--- START Information provided ---

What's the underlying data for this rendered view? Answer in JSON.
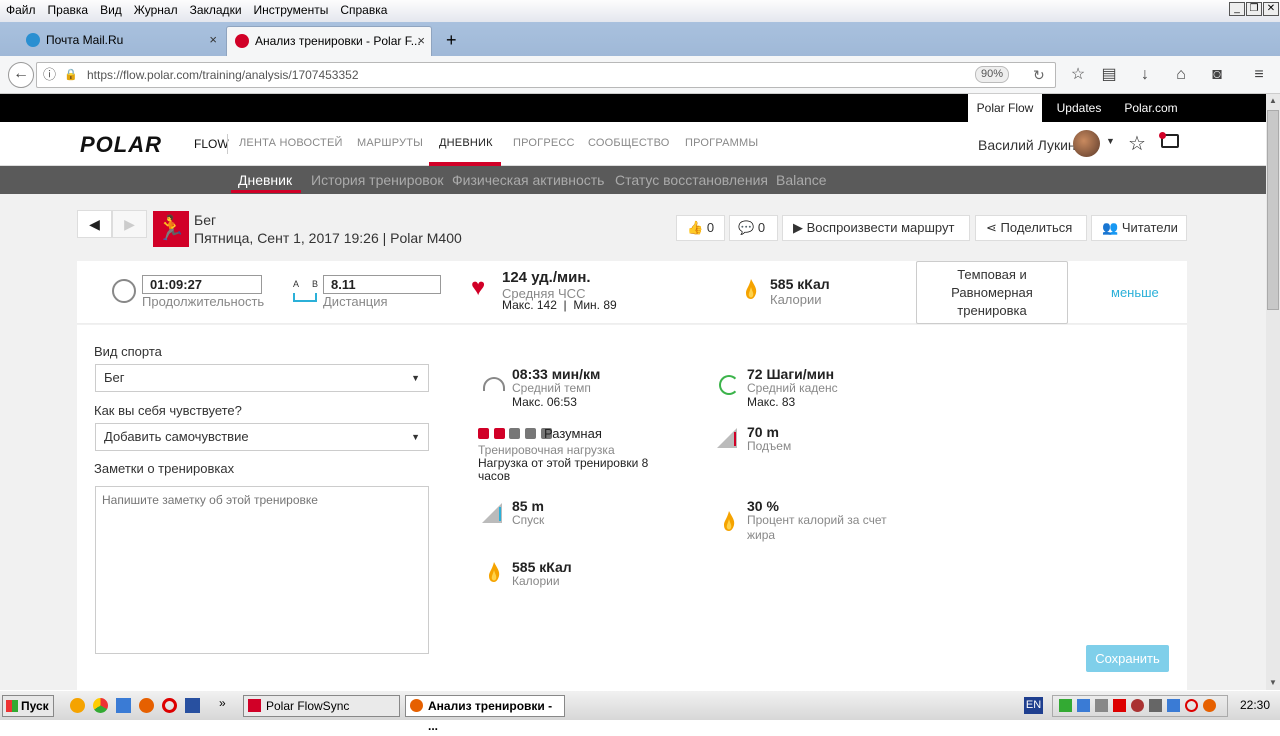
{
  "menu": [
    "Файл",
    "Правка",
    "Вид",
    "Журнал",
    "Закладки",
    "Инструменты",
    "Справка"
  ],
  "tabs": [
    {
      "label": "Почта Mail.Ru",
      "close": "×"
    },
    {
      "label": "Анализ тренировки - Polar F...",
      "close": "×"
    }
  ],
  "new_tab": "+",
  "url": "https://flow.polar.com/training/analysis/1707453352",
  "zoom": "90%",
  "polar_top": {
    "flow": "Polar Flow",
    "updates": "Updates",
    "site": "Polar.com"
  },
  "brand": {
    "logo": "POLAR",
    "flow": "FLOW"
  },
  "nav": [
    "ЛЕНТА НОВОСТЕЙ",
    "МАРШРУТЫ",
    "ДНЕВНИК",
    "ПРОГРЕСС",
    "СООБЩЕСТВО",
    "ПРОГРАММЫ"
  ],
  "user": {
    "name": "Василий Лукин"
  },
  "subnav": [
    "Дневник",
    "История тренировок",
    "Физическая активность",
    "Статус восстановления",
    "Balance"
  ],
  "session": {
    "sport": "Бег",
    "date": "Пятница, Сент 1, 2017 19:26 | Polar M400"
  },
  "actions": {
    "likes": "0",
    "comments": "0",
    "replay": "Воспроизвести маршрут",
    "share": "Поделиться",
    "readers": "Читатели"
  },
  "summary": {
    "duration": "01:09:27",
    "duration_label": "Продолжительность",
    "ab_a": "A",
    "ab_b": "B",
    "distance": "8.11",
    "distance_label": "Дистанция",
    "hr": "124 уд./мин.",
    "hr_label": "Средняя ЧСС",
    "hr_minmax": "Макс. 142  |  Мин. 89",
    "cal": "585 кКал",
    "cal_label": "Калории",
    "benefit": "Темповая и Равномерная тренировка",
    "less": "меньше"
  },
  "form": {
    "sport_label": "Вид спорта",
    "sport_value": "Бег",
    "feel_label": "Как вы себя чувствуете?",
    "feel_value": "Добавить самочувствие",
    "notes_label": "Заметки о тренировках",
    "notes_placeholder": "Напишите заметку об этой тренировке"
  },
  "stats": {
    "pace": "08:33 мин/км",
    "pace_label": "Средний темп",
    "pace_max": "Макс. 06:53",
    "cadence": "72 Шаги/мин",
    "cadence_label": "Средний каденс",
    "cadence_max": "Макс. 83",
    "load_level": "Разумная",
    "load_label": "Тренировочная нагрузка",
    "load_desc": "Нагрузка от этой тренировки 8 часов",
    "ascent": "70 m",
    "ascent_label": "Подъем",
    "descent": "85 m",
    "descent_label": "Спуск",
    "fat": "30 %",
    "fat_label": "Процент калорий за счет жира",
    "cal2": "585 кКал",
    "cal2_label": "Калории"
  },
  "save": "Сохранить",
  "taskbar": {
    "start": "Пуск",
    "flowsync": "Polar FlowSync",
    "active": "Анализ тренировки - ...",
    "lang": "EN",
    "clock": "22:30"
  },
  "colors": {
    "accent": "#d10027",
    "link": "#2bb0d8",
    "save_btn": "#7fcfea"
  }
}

--- END Information provided ---
--- START Information provided ---

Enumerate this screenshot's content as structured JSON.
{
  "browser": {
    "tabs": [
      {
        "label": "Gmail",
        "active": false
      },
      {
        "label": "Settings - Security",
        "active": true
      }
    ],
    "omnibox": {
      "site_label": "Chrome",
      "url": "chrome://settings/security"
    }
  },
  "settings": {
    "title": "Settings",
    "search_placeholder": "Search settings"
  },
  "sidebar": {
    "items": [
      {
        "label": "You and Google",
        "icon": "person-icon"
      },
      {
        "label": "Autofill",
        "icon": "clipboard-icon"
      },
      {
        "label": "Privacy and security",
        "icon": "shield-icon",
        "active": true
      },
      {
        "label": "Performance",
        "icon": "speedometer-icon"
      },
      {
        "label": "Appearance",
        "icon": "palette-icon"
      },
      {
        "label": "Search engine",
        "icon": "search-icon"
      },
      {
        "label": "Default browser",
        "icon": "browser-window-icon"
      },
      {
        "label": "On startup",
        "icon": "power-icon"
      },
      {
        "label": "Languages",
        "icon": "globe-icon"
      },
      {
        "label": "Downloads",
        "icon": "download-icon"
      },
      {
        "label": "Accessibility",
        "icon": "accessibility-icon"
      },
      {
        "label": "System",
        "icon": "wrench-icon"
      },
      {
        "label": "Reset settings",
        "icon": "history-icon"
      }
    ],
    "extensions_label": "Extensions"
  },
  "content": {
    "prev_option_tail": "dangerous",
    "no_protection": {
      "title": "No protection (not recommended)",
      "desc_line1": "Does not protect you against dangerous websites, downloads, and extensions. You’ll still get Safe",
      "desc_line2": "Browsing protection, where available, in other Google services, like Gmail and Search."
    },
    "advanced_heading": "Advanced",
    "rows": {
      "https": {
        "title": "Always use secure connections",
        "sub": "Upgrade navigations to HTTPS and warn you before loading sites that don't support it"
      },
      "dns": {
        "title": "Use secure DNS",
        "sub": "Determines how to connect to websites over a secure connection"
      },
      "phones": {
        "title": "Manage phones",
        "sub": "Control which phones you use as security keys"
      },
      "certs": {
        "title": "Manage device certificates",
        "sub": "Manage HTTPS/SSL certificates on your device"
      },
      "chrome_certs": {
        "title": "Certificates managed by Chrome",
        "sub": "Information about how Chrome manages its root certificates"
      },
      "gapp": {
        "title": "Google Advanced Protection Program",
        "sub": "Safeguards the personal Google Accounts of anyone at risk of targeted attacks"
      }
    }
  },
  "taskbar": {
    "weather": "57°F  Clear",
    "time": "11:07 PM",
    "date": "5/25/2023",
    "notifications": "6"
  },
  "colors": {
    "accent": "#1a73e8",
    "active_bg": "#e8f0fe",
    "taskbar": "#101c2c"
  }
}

--- END Information provided ---

■ **What is required**
Make a tally of the lines in this data that include the string "phones", and answer with that tally alone.

■ **Response to the exercise**
3